JOB: Copy every line that holds "label".
BEGIN GIVEN ENTRIES
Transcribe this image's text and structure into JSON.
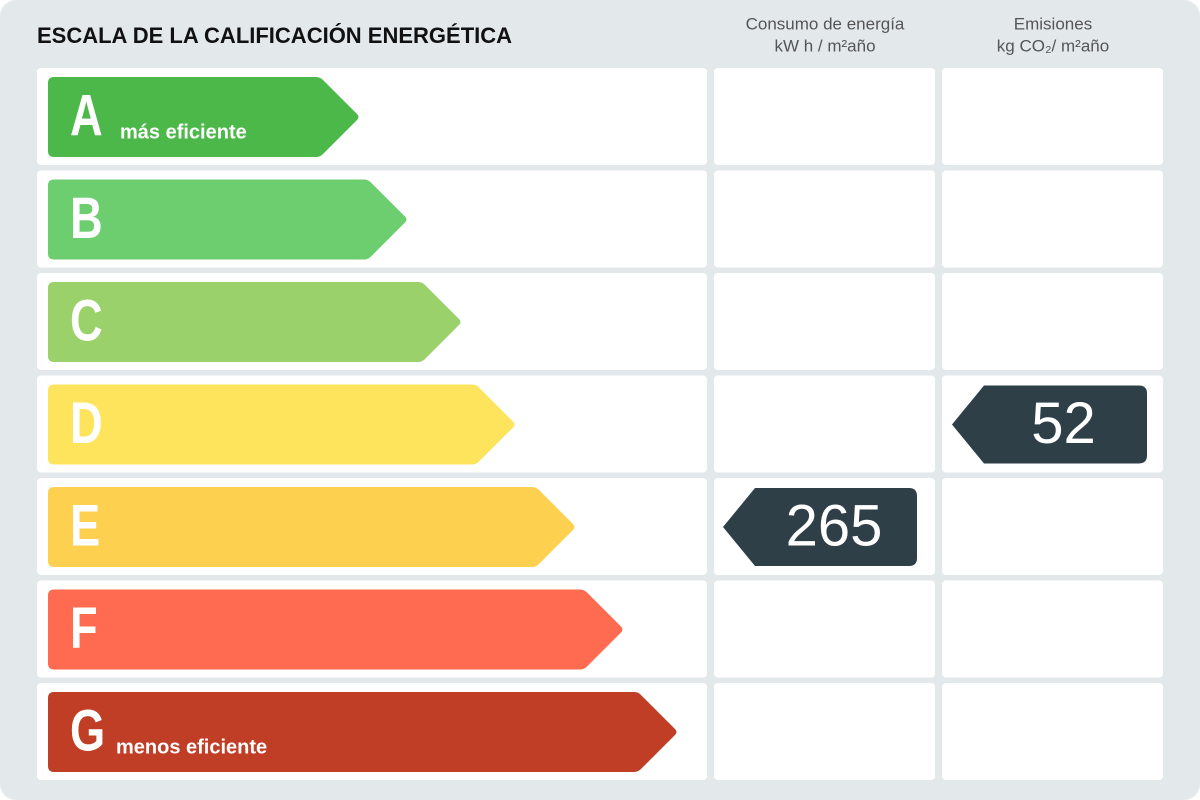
{
  "header": {
    "title": "ESCALA DE LA CALIFICACIÓN ENERGÉTICA",
    "consumption": {
      "title": "Consumo de energía",
      "unit": "kW h / m²año"
    },
    "emissions": {
      "title": "Emisiones",
      "unit": "kg CO₂/ m²año"
    }
  },
  "rows": [
    {
      "letter": "A",
      "label": "más eficiente",
      "color": "#4cb849"
    },
    {
      "letter": "B",
      "color": "#6dce6f"
    },
    {
      "letter": "C",
      "color": "#9bd16b"
    },
    {
      "letter": "D",
      "color": "#fde45c",
      "emissions": 52
    },
    {
      "letter": "E",
      "color": "#fed04f",
      "consumption": 265
    },
    {
      "letter": "F",
      "color": "#fe6b51"
    },
    {
      "letter": "G",
      "label": "menos eficiente",
      "color": "#c03d26"
    }
  ]
}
END GIVEN ENTRIES
ANSWER TO THE EXERCISE:
      "label": "más eficiente",
      "label": "menos eficiente",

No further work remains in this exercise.